Stored data
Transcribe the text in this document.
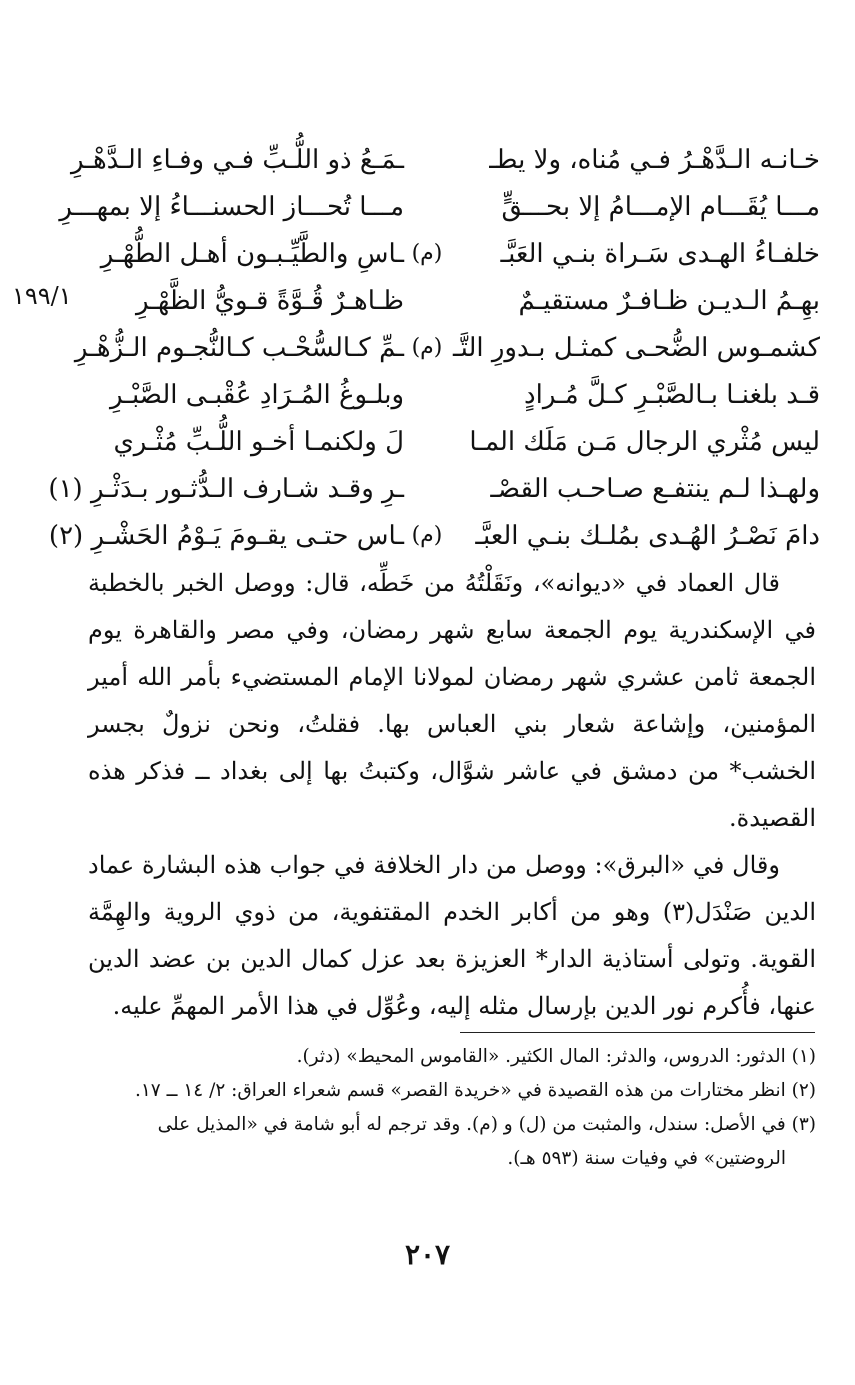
١٩٩/١
خـانـه الـدَّهْـرُ فـي مُناه، ولا يطـ
ـمَـعُ ذو اللُّـبِّ فـي وفـاءِ الـدَّهْـرِ
مـــا يُقَـــام الإمـــامُ إلا بحـــقٍّ
مـــا تُحـــاز الحسنـــاءُ إلا بمهـــرِ
خلفـاءُ الهـدى سَـراة بنـي العَبَّـ
(م)
ـاسِ والطَّيِّـبـون أهـل الطُّهْـرِ
بهِـمُ الـديـن ظـافـرٌ مستقيـمٌ
ظـاهـرٌ قُـوَّةً قـويُّ الظَّهْـرِ
كشمـوس الضُّحـى كمثـل بـدورِ التَّـ
(م)
ـمِّ كـالسُّحْـب كـالنُّجـوم الـزُّهْـرِ
قـد بلغنـا بـالصَّبْـرِ كـلَّ مُـرادٍ
وبلـوغُ المُـرَادِ عُقْبـى الصَّبْـرِ
ليس مُثْري الرجال مَـن مَلَك المـا
لَ ولكنمـا أخـو اللُّـبِّ مُثْـري
ولهـذا لـم ينتفـع صـاحـب القصْـ
ـرِ وقـد شـارف الـدُّثـور بـدَثْـرِ (١)
دامَ نَصْـرُ الهُـدى بمُلـك بنـي العبَّـ
(م)
ـاس حتـى يقـومَ يَـوْمُ الحَشْـرِ (٢)

قال العماد في «ديوانه»، ونَقَلْتُهُ من خَطِّه، قال: ووصل الخبر بالخطبة في الإسكندرية يوم الجمعة سابع شهر رمضان، وفي مصر والقاهرة يوم الجمعة ثامن عشري شهر رمضان لمولانا الإمام المستضيء بأمر الله أمير المؤمنين، وإشاعة شعار بني العباس بها. فقلتُ، ونحن نزولٌ بجسر الخشب* من دمشق في عاشر شوَّال، وكتبتُ بها إلى بغداد ــ فذكر هذه القصيدة.

وقال في «البرق»: ووصل من دار الخلافة في جواب هذه البشارة عماد الدين صَنْدَل(٣) وهو من أكابر الخدم المقتفوية، من ذوي الروية والهِمَّة القوية. وتولى أستاذية الدار* العزيزة بعد عزل كمال الدين بن عضد الدين عنها، فأُكرم نور الدين بإرسال مثله إليه، وعُوِّل في هذا الأمر المهمِّ عليه.

(١) الدثور: الدروس، والدثر: المال الكثير. «القاموس المحيط» (دثر).

(٢) انظر مختارات من هذه القصيدة في «خريدة القصر» قسم شعراء العراق: ٢/ ١٤ ــ ١٧.

(٣) في الأصل: سندل، والمثبت من (ل) و (م). وقد ترجم له أبو شامة في «المذيل على الروضتين» في وفيات سنة (٥٩٣ هـ).

٢٠٧
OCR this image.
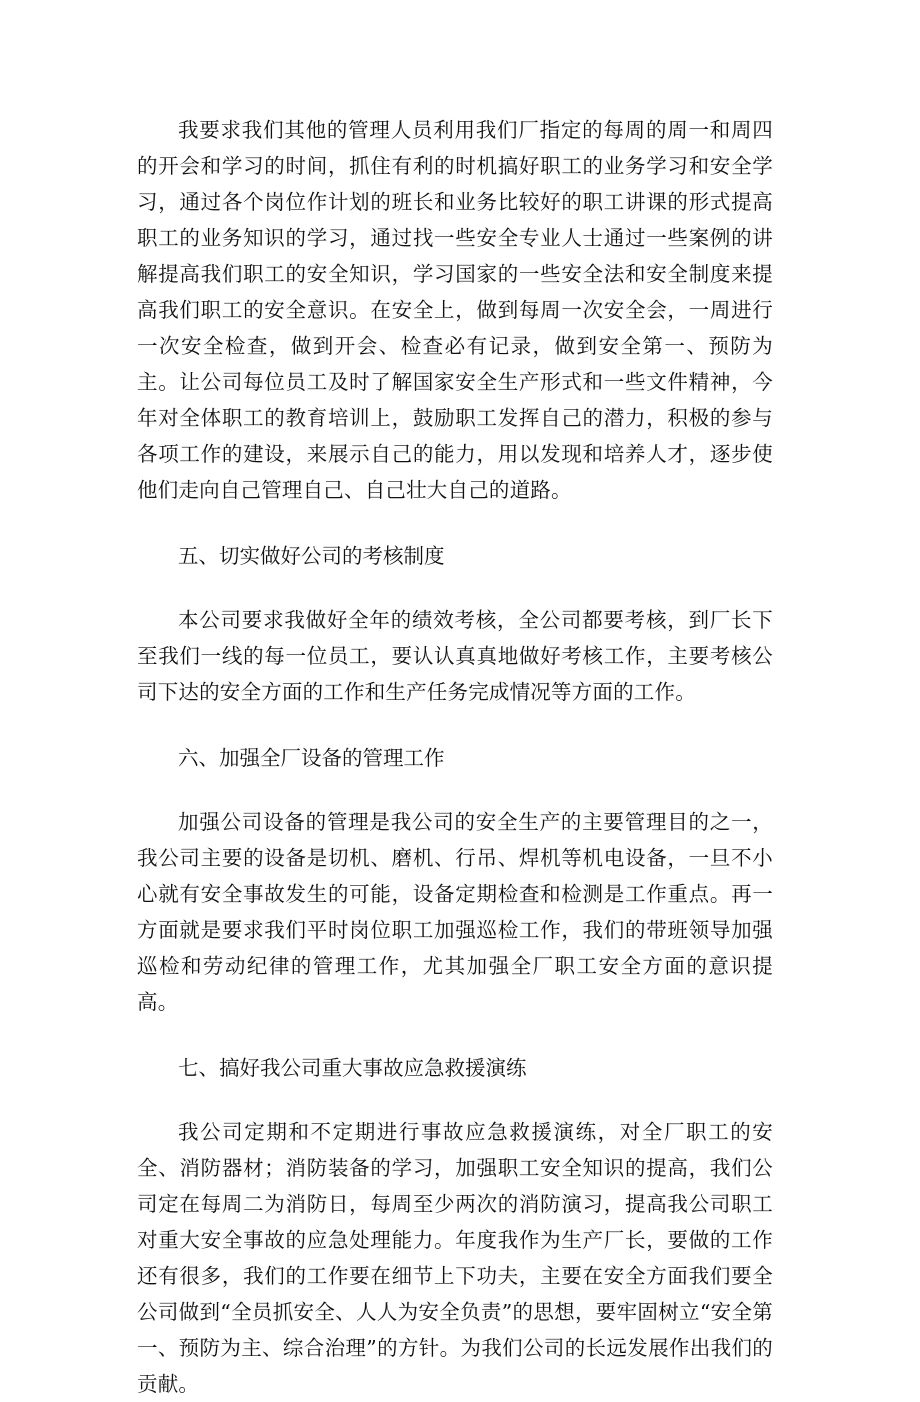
我要求我们其他的管理人员利用我们厂指定的每周的周一和周四的开会和学习的时间，抓住有利的时机搞好职工的业务学习和安全学习，通过各个岗位作计划的班长和业务比较好的职工讲课的形式提高职工的业务知识的学习，通过找一些安全专业人士通过一些案例的讲解提高我们职工的安全知识，学习国家的一些安全法和安全制度来提高我们职工的安全意识。在安全上，做到每周一次安全会，一周进行一次安全检查，做到开会、检查必有记录，做到安全第一、预防为主。让公司每位员工及时了解国家安全生产形式和一些文件精神，今年对全体职工的教育培训上，鼓励职工发挥自己的潜力，积极的参与各项工作的建设，来展示自己的能力，用以发现和培养人才，逐步使他们走向自己管理自己、自己壮大自己的道路。

五、切实做好公司的考核制度

本公司要求我做好全年的绩效考核，全公司都要考核，到厂长下至我们一线的每一位员工，要认认真真地做好考核工作，主要考核公司下达的安全方面的工作和生产任务完成情况等方面的工作。

六、加强全厂设备的管理工作

加强公司设备的管理是我公司的安全生产的主要管理目的之一，我公司主要的设备是切机、磨机、行吊、焊机等机电设备，一旦不小心就有安全事故发生的可能，设备定期检查和检测是工作重点。再一方面就是要求我们平时岗位职工加强巡检工作，我们的带班领导加强巡检和劳动纪律的管理工作，尤其加强全厂职工安全方面的意识提高。

七、搞好我公司重大事故应急救援演练

我公司定期和不定期进行事故应急救援演练，对全厂职工的安全、消防器材；消防装备的学习，加强职工安全知识的提高，我们公司定在每周二为消防日，每周至少两次的消防演习，提高我公司职工对重大安全事故的应急处理能力。年度我作为生产厂长，要做的工作还有很多，我们的工作要在细节上下功夫，主要在安全方面我们要全公司做到“全员抓安全、人人为安全负责”的思想，要牢固树立“安全第一、预防为主、综合治理”的方针。为我们公司的长远发展作出我们的贡献。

### Task to complete
Pictures are excluded; output everything else in the data verbatim.

### Solution for this task
Transcribe the text in this document.
١٩٩/١
خـانـه الـدَّهْـرُ فـي مُناه، ولا يطـ
ـمَـعُ ذو اللُّـبِّ فـي وفـاءِ الـدَّهْـرِ
مـــا يُقَـــام الإمـــامُ إلا بحـــقٍّ
مـــا تُحـــاز الحسنـــاءُ إلا بمهـــرِ
خلفـاءُ الهـدى سَـراة بنـي العَبَّـ
(م)
ـاسِ والطَّيِّـبـون أهـل الطُّهْـرِ
بهِـمُ الـديـن ظـافـرٌ مستقيـمٌ
ظـاهـرٌ قُـوَّةً قـويُّ الظَّهْـرِ
كشمـوس الضُّحـى كمثـل بـدورِ التَّـ
(م)
ـمِّ كـالسُّحْـب كـالنُّجـوم الـزُّهْـرِ
قـد بلغنـا بـالصَّبْـرِ كـلَّ مُـرادٍ
وبلـوغُ المُـرَادِ عُقْبـى الصَّبْـرِ
ليس مُثْري الرجال مَـن مَلَك المـا
لَ ولكنمـا أخـو اللُّـبِّ مُثْـري
ولهـذا لـم ينتفـع صـاحـب القصْـ
ـرِ وقـد شـارف الـدُّثـور بـدَثْـرِ (١)
دامَ نَصْـرُ الهُـدى بمُلـك بنـي العبَّـ
(م)
ـاس حتـى يقـومَ يَـوْمُ الحَشْـرِ (٢)

قال العماد في «ديوانه»، ونَقَلْتُهُ من خَطِّه، قال: ووصل الخبر بالخطبة في الإسكندرية يوم الجمعة سابع شهر رمضان، وفي مصر والقاهرة يوم الجمعة ثامن عشري شهر رمضان لمولانا الإمام المستضيء بأمر الله أمير المؤمنين، وإشاعة شعار بني العباس بها. فقلتُ، ونحن نزولٌ بجسر الخشب* من دمشق في عاشر شوَّال، وكتبتُ بها إلى بغداد ــ فذكر هذه القصيدة.

وقال في «البرق»: ووصل من دار الخلافة في جواب هذه البشارة عماد الدين صَنْدَل(٣) وهو من أكابر الخدم المقتفوية، من ذوي الروية والهِمَّة القوية. وتولى أستاذية الدار* العزيزة بعد عزل كمال الدين بن عضد الدين عنها، فأُكرم نور الدين بإرسال مثله إليه، وعُوِّل في هذا الأمر المهمِّ عليه.

(١) الدثور: الدروس، والدثر: المال الكثير. «القاموس المحيط» (دثر).

(٢) انظر مختارات من هذه القصيدة في «خريدة القصر» قسم شعراء العراق: ٢/ ١٤ ــ ١٧.

(٣) في الأصل: سندل، والمثبت من (ل) و (م). وقد ترجم له أبو شامة في «المذيل على الروضتين» في وفيات سنة (٥٩٣ هـ).

٢٠٧
OCR this image.
我要求我们其他的管理人员利用我们厂指定的每周的周一和周四的开会和学习的时间，抓住有利的时机搞好职工的业务学习和安全学习，通过各个岗位作计划的班长和业务比较好的职工讲课的形式提高职工的业务知识的学习，通过找一些安全专业人士通过一些案例的讲解提高我们职工的安全知识，学习国家的一些安全法和安全制度来提高我们职工的安全意识。在安全上，做到每周一次安全会，一周进行一次安全检查，做到开会、检查必有记录，做到安全第一、预防为主。让公司每位员工及时了解国家安全生产形式和一些文件精神，今年对全体职工的教育培训上，鼓励职工发挥自己的潜力，积极的参与各项工作的建设，来展示自己的能力，用以发现和培养人才，逐步使他们走向自己管理自己、自己壮大自己的道路。

五、切实做好公司的考核制度

本公司要求我做好全年的绩效考核，全公司都要考核，到厂长下至我们一线的每一位员工，要认认真真地做好考核工作，主要考核公司下达的安全方面的工作和生产任务完成情况等方面的工作。

六、加强全厂设备的管理工作

加强公司设备的管理是我公司的安全生产的主要管理目的之一，我公司主要的设备是切机、磨机、行吊、焊机等机电设备，一旦不小心就有安全事故发生的可能，设备定期检查和检测是工作重点。再一方面就是要求我们平时岗位职工加强巡检工作，我们的带班领导加强巡检和劳动纪律的管理工作，尤其加强全厂职工安全方面的意识提高。

七、搞好我公司重大事故应急救援演练

我公司定期和不定期进行事故应急救援演练，对全厂职工的安全、消防器材；消防装备的学习，加强职工安全知识的提高，我们公司定在每周二为消防日，每周至少两次的消防演习，提高我公司职工对重大安全事故的应急处理能力。年度我作为生产厂长，要做的工作还有很多，我们的工作要在细节上下功夫，主要在安全方面我们要全公司做到“全员抓安全、人人为安全负责”的思想，要牢固树立“安全第一、预防为主、综合治理”的方针。为我们公司的长远发展作出我们的贡献。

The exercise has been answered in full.